— BEGIN DATA LISTING —
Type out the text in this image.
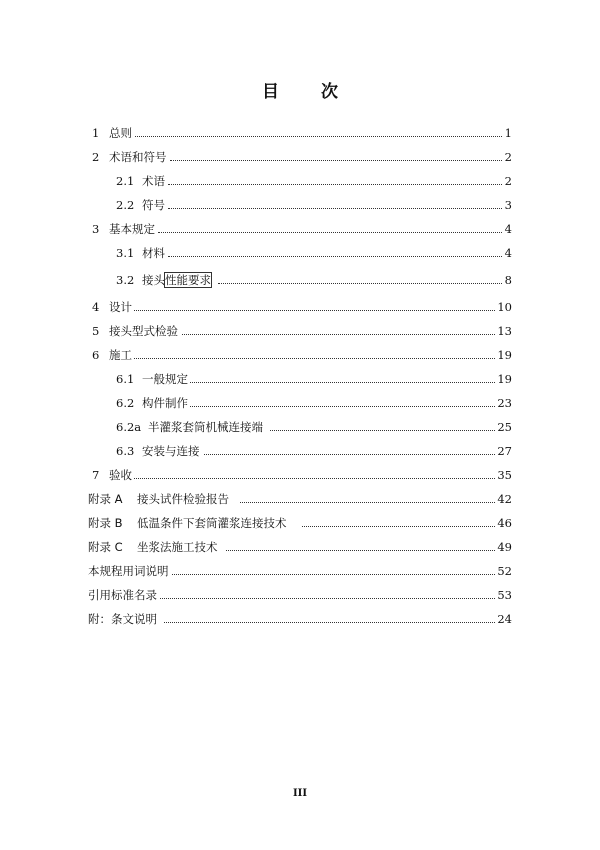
目 次
1 总则	1
2 术语和符号	2
2.1 术语	2
2.2 符号	3
3 基本规定	4
3.1 材料	4
3.2 接头性能要求	8
4 设计	10
5 接头型式检验	13
6 施工	19
6.1 一般规定	19
6.2 构件制作	23
6.2a 半灌浆套筒机械连接端	25
6.3 安装与连接	27
7 验收	35
附录 A 接头试件检验报告	42
附录 B 低温条件下套筒灌浆连接技术	46
附录 C 坐浆法施工技术	49
本规程用词说明	52
引用标准名录	53
附：条文说明	24
III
— END DATA LISTING —
### REQUEST
Make an exact copy of all the material, but keep the pictures out of it.

### FULL RESPONSE
Type out the text in this image.
目 次
1 总则	1
2 术语和符号	2
2.1 术语	2
2.2 符号	3
3 基本规定	4
3.1 材料	4
3.2 接头性能要求	8
4 设计	10
5 接头型式检验	13
6 施工	19
6.1 一般规定	19
6.2 构件制作	23
6.2a 半灌浆套筒机械连接端	25
6.3 安装与连接	27
7 验收	35
附录 A 接头试件检验报告	42
附录 B 低温条件下套筒灌浆连接技术	46
附录 C 坐浆法施工技术	49
本规程用词说明	52
引用标准名录	53
附：条文说明	24
III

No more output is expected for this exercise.